» **Aim**: Print the data exactly as it is given, please.

» **Supplied data**:
=-=-=
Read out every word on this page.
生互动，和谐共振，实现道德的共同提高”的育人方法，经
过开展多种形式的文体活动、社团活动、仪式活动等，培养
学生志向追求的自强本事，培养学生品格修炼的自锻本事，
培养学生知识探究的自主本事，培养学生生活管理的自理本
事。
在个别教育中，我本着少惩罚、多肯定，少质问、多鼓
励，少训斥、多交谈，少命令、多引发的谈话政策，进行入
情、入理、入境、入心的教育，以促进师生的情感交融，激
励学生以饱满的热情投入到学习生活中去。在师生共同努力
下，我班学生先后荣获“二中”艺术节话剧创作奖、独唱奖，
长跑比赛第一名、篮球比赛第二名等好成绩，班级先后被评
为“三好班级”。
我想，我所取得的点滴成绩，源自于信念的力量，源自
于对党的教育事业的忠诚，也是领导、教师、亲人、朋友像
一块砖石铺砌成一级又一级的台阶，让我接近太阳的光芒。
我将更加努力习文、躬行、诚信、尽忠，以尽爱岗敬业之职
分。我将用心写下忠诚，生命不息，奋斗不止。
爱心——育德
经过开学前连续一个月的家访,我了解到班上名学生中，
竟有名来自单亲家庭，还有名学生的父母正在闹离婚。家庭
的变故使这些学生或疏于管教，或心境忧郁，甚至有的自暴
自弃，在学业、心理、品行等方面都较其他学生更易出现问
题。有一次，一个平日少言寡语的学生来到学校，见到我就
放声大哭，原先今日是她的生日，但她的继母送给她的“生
=-=-=
» **Solution**:
Read out every word on this page.
生互动，和谐共振，实现道德的共同提高”的育人方法，经
过开展多种形式的文体活动、社团活动、仪式活动等，培养
学生志向追求的自强本事，培养学生品格修炼的自锻本事，
培养学生知识探究的自主本事，培养学生生活管理的自理本
事。
在个别教育中，我本着少惩罚、多肯定，少质问、多鼓
励，少训斥、多交谈，少命令、多引发的谈话政策，进行入
情、入理、入境、入心的教育，以促进师生的情感交融，激
励学生以饱满的热情投入到学习生活中去。在师生共同努力
下，我班学生先后荣获“二中”艺术节话剧创作奖、独唱奖，
长跑比赛第一名、篮球比赛第二名等好成绩，班级先后被评
为“三好班级”。
我想，我所取得的点滴成绩，源自于信念的力量，源自
于对党的教育事业的忠诚，也是领导、教师、亲人、朋友像
一块砖石铺砌成一级又一级的台阶，让我接近太阳的光芒。
我将更加努力习文、躬行、诚信、尽忠，以尽爱岗敬业之职
分。我将用心写下忠诚，生命不息，奋斗不止。
爱心——育德
经过开学前连续一个月的家访,我了解到班上名学生中，
竟有名来自单亲家庭，还有名学生的父母正在闹离婚。家庭
的变故使这些学生或疏于管教，或心境忧郁，甚至有的自暴
自弃，在学业、心理、品行等方面都较其他学生更易出现问
题。有一次，一个平日少言寡语的学生来到学校，见到我就
放声大哭，原先今日是她的生日，但她的继母送给她的“生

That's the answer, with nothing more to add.